Goal
Within the records that follow, find every line containing the string "duration". Copy those lines.

Information shown
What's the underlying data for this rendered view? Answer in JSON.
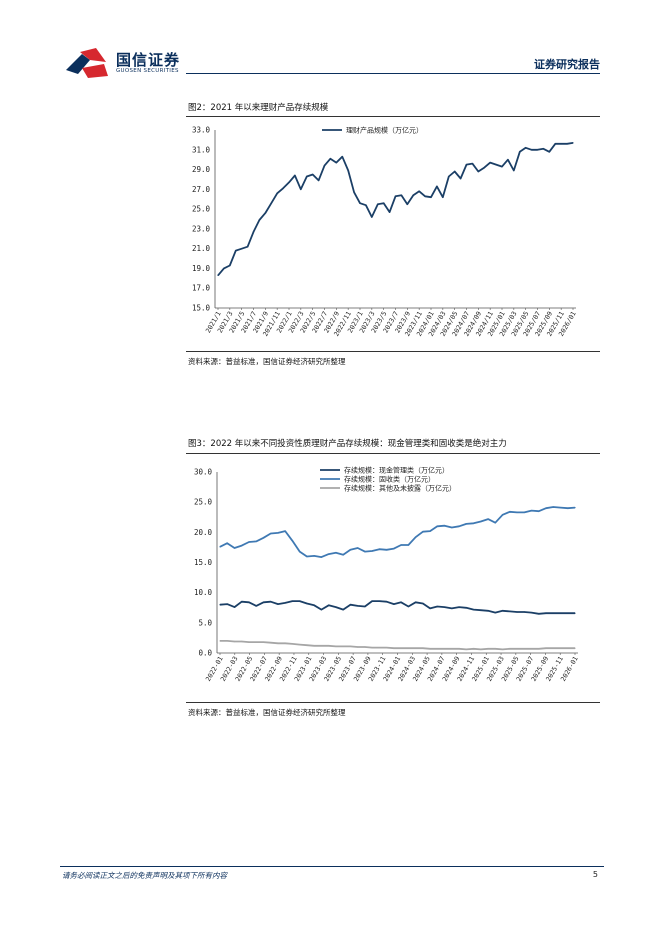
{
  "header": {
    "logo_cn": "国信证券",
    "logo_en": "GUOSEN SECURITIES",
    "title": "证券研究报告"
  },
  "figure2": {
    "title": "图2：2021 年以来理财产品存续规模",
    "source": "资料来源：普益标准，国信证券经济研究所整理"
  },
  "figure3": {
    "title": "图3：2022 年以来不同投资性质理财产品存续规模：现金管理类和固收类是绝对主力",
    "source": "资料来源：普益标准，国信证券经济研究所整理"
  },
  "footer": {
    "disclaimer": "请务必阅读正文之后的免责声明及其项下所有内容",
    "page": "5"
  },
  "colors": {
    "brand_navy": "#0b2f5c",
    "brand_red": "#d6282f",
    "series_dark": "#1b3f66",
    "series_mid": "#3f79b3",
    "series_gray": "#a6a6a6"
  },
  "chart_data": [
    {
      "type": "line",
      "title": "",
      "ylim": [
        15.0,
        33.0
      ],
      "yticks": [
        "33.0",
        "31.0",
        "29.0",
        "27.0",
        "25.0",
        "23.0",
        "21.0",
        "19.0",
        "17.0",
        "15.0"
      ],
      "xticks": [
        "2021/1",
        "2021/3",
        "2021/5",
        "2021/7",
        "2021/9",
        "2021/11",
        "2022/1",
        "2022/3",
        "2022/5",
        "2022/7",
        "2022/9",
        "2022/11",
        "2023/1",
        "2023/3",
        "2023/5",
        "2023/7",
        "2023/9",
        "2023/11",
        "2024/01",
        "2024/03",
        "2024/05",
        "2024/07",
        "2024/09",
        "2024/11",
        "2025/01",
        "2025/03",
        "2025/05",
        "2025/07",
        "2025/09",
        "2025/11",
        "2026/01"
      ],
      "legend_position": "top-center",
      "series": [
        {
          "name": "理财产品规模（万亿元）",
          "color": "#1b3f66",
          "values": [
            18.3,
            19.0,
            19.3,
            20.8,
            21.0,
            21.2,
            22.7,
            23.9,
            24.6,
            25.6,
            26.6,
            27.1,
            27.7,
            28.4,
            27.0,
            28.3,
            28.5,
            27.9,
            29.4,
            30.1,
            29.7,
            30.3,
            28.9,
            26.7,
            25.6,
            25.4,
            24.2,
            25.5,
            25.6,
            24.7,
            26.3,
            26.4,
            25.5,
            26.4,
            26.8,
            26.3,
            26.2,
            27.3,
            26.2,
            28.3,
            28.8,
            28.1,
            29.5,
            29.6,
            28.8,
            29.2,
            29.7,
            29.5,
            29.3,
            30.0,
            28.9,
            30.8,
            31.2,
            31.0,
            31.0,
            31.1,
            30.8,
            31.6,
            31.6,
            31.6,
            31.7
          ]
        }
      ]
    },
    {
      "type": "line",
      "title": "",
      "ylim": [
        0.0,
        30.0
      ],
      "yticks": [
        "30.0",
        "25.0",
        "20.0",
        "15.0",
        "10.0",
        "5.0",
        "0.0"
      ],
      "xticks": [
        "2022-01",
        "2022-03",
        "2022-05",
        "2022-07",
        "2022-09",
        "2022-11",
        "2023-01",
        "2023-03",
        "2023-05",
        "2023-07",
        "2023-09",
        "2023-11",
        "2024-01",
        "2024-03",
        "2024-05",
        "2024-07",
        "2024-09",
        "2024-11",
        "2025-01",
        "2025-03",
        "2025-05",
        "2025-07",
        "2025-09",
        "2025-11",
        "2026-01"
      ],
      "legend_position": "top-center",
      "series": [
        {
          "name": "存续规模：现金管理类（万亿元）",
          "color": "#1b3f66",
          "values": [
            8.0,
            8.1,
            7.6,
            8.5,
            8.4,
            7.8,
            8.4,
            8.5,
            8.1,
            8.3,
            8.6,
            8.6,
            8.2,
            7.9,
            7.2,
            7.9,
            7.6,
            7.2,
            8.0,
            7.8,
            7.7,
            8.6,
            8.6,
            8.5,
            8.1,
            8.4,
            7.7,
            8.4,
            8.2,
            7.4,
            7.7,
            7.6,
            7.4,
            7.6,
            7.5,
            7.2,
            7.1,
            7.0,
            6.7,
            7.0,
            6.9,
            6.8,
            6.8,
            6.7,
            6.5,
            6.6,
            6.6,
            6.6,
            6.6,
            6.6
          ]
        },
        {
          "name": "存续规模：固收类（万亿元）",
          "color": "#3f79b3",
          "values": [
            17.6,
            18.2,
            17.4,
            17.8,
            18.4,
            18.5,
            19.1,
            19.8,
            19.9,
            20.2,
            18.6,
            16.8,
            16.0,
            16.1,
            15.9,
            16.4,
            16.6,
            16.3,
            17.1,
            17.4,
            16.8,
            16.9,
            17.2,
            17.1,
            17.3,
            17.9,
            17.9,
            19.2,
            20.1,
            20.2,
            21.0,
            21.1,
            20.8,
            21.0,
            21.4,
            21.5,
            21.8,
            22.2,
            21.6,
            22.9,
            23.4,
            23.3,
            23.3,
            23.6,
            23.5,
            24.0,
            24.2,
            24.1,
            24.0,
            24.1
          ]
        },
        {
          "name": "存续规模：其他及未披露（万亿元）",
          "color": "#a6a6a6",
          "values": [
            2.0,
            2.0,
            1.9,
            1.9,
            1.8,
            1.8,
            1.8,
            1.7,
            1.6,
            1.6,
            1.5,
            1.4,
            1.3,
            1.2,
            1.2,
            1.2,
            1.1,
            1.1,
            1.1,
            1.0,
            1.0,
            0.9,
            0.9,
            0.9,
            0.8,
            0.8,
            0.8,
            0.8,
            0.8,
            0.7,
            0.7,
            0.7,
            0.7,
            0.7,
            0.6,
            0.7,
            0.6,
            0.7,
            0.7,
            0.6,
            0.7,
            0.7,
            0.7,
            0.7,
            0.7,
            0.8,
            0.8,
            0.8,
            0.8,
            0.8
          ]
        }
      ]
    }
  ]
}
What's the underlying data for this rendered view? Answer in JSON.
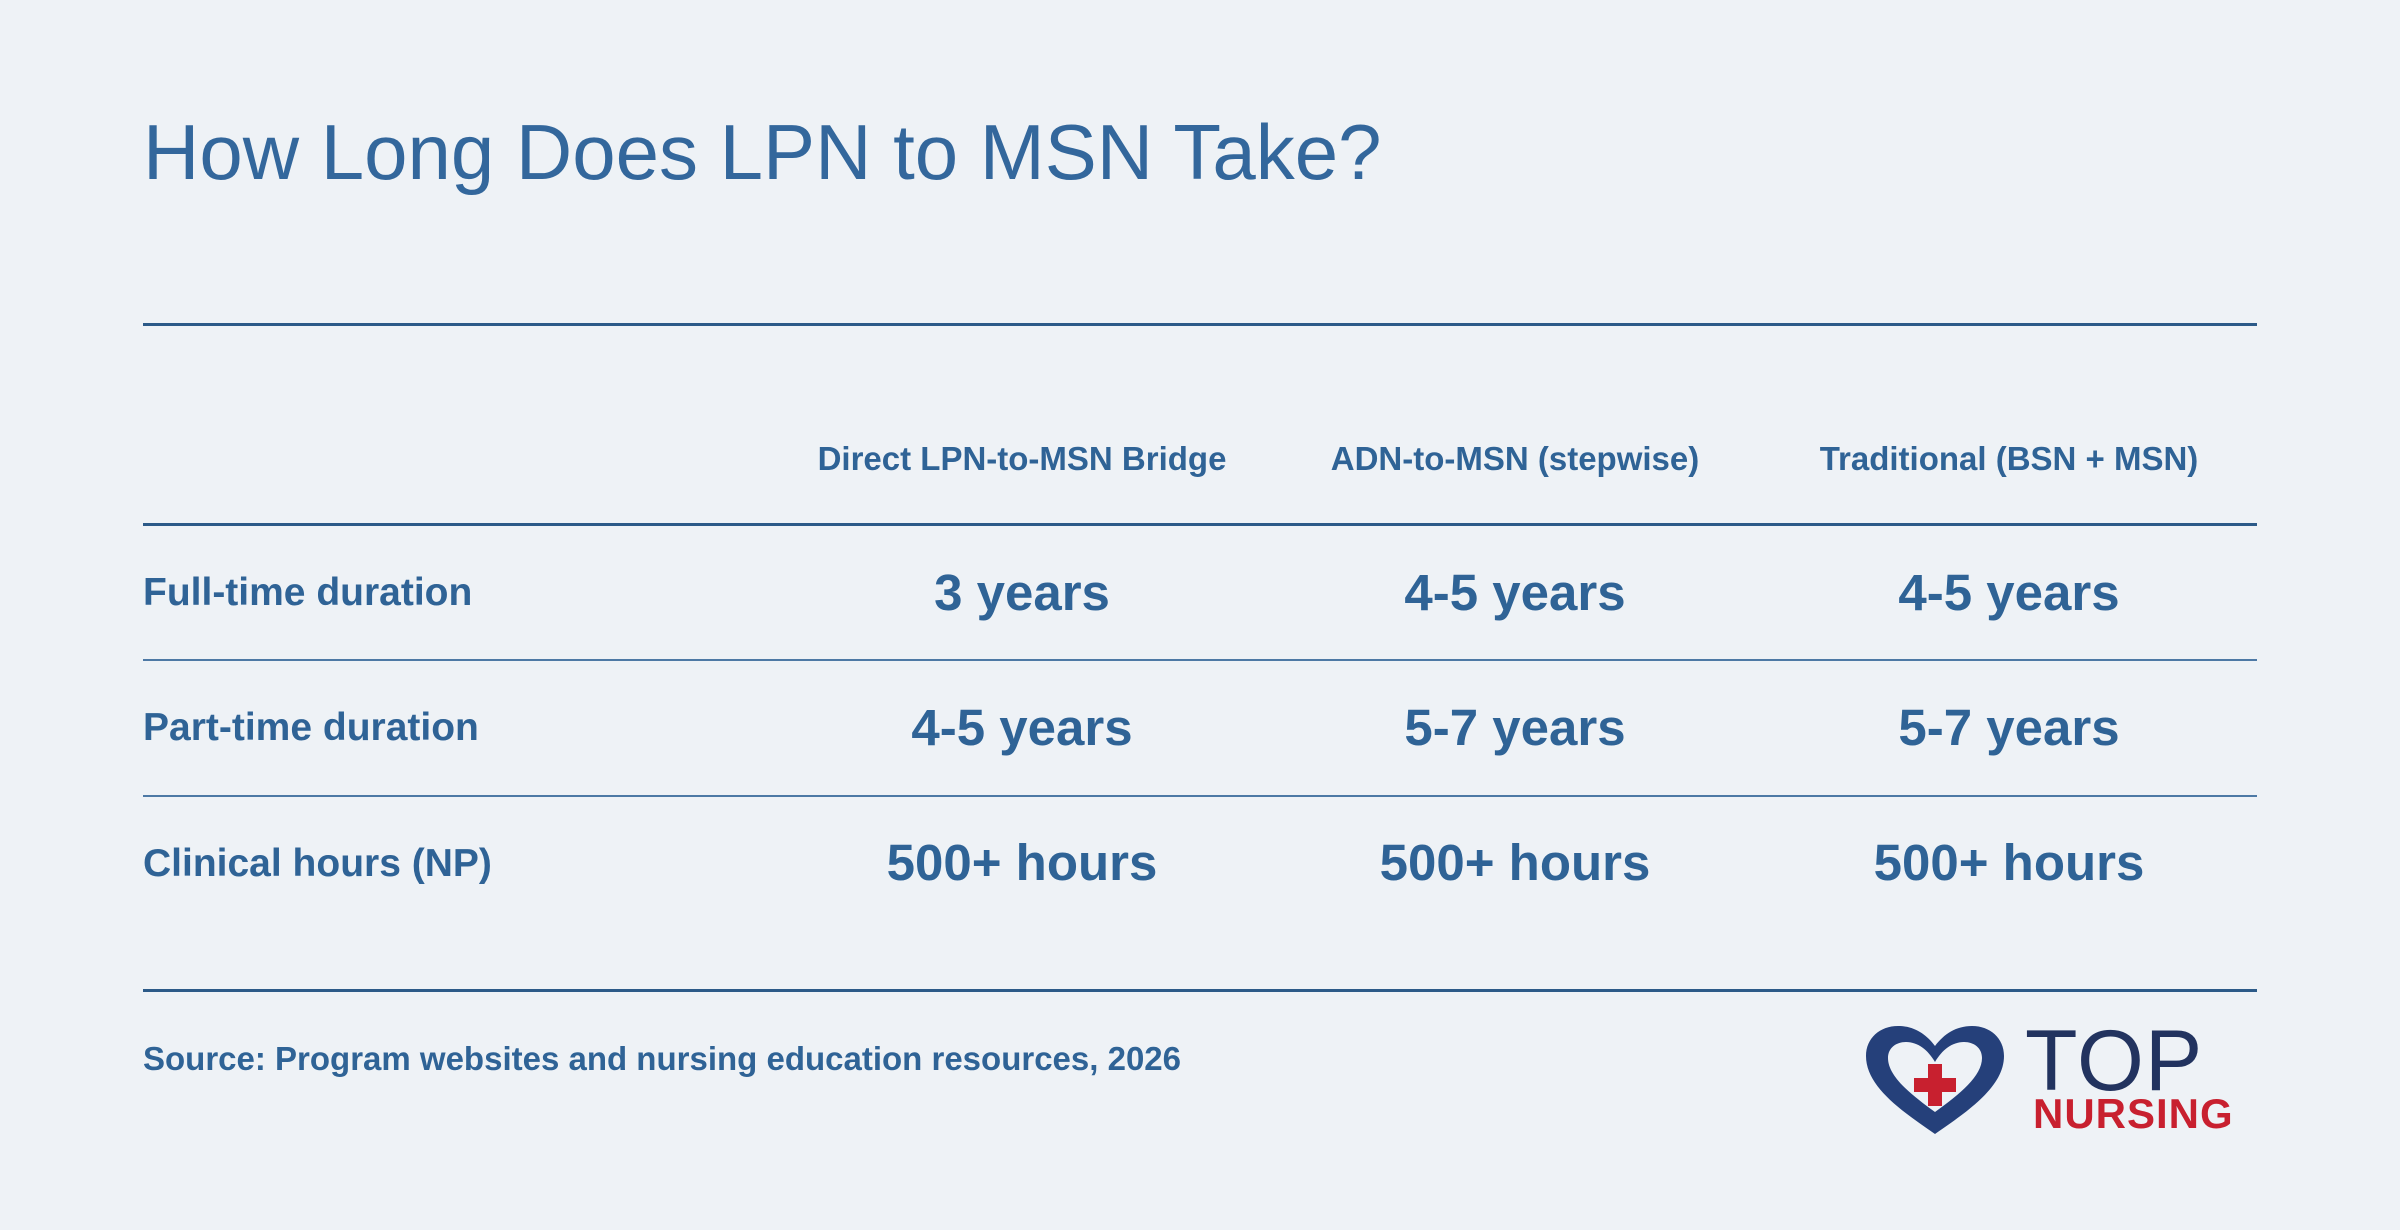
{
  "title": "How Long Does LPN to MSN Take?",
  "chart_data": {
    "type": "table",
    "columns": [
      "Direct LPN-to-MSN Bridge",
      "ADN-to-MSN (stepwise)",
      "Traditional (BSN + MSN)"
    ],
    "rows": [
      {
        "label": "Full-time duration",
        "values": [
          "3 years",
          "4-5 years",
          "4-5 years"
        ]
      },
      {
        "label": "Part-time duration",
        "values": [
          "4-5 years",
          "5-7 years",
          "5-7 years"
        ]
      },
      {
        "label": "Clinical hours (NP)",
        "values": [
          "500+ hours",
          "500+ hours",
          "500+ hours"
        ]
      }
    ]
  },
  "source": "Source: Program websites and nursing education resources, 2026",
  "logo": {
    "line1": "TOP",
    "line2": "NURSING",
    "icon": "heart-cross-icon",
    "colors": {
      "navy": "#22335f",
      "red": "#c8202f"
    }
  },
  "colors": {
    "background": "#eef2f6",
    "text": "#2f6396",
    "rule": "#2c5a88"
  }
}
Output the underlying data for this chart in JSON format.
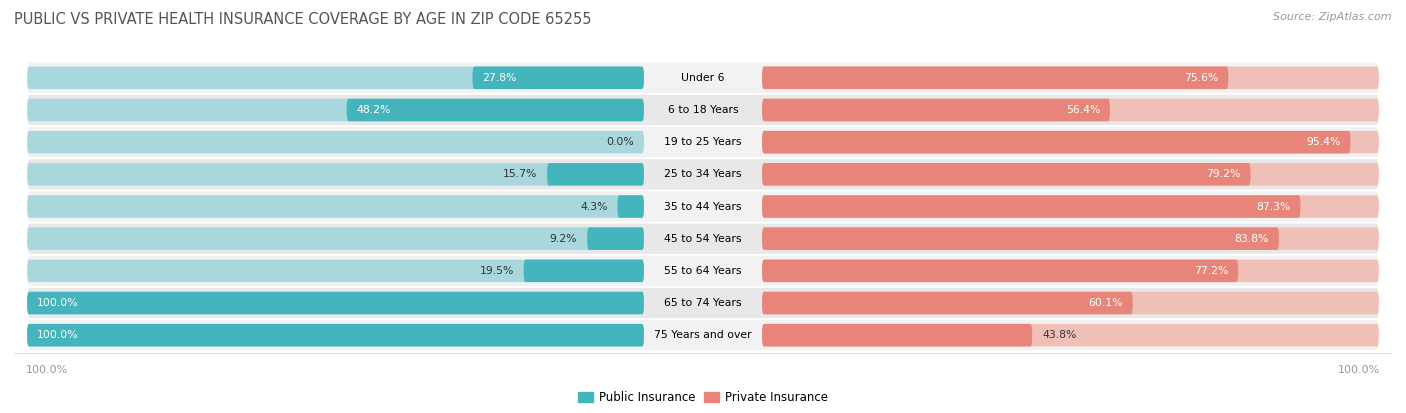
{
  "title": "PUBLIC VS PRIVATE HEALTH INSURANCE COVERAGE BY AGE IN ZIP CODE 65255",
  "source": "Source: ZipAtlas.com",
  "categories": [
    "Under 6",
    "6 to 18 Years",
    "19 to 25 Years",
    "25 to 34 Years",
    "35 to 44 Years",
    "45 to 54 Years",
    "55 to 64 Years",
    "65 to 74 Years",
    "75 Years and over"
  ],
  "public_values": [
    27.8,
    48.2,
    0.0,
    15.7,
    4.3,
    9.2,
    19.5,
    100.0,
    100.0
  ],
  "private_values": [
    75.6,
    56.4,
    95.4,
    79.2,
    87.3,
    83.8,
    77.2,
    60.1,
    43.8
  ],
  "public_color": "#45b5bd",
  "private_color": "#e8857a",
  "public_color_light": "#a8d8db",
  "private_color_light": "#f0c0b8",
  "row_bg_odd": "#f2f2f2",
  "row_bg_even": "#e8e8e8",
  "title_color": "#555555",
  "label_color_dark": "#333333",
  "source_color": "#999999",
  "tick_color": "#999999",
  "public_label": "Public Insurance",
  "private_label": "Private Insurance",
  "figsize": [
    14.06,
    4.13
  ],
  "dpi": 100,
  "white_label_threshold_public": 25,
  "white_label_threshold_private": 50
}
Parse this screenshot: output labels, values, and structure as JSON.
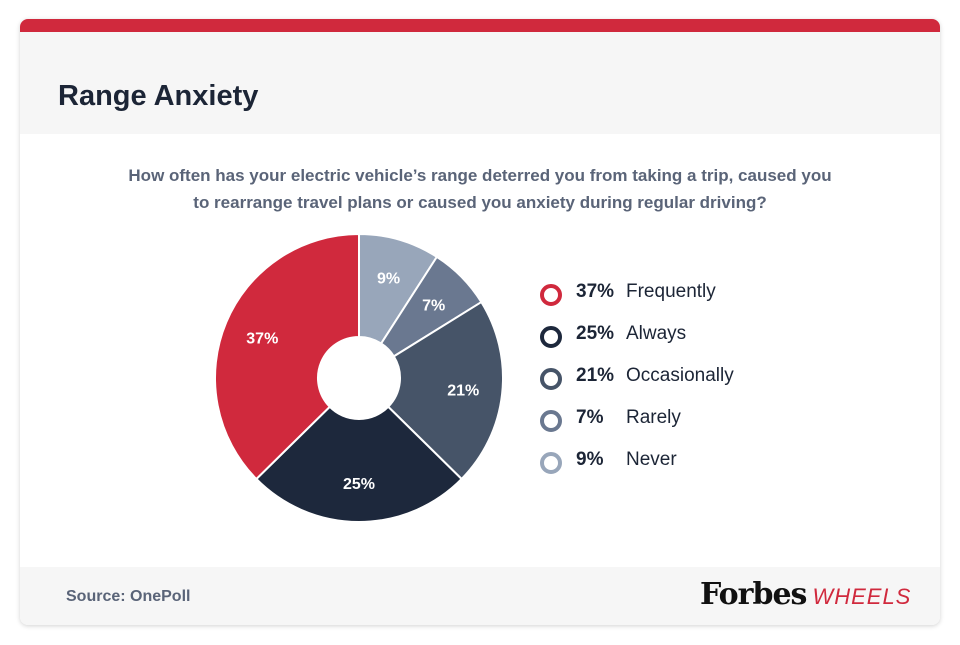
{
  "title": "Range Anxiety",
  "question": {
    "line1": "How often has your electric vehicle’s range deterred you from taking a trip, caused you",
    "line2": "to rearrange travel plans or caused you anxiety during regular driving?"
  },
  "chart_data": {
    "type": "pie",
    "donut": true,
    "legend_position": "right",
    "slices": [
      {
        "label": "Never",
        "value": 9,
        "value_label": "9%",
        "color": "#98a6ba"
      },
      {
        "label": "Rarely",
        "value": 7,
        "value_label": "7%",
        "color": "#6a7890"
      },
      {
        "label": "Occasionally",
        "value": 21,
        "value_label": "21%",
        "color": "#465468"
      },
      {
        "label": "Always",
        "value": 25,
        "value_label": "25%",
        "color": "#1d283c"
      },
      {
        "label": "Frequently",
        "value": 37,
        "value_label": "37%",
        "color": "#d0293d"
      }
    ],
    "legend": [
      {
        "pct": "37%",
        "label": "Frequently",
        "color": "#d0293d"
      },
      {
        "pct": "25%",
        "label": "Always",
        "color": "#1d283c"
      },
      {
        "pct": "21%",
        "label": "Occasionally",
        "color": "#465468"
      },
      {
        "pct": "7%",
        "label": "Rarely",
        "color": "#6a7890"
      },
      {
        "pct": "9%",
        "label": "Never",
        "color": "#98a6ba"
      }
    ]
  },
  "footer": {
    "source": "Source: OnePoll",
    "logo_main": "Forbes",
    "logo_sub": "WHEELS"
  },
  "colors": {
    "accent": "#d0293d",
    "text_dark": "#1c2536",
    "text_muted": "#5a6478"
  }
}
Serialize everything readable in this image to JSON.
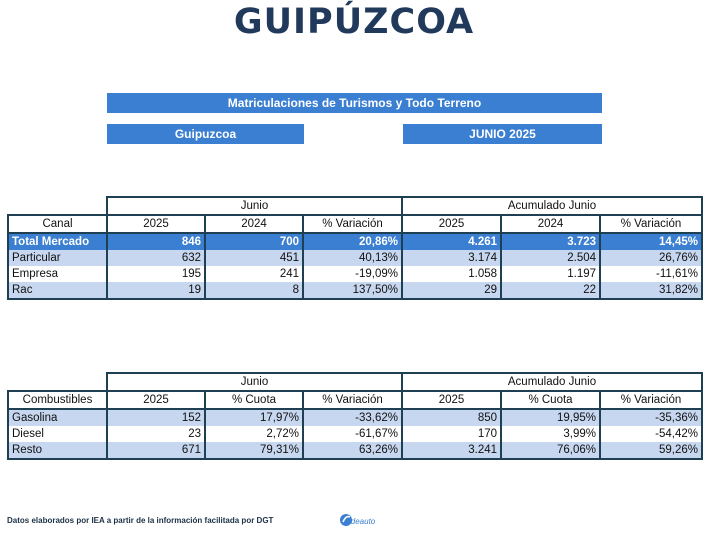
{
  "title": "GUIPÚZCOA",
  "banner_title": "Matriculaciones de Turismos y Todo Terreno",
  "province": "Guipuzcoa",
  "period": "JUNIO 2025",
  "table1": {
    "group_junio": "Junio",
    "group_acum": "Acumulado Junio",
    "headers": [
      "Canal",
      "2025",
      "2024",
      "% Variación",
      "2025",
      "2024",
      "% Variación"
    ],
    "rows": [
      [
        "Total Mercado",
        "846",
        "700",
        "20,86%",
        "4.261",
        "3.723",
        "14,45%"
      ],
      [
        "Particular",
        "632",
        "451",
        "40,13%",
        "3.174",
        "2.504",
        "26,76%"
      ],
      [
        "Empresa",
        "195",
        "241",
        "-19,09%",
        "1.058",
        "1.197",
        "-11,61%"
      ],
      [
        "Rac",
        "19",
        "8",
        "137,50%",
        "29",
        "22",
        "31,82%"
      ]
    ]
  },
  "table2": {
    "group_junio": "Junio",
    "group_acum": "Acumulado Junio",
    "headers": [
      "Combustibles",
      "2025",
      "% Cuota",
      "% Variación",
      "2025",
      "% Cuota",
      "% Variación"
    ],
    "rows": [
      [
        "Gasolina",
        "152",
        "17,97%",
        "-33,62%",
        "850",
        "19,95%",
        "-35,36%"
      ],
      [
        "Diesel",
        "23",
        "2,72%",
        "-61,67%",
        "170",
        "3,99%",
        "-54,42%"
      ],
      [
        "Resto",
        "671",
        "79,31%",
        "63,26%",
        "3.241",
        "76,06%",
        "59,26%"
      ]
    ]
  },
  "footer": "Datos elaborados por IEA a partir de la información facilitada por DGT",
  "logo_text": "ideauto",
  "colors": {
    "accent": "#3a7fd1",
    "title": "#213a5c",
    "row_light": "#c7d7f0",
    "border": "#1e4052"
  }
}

Result for this exercise
        "label": "Full-time duration",
        "label": "Part-time duration",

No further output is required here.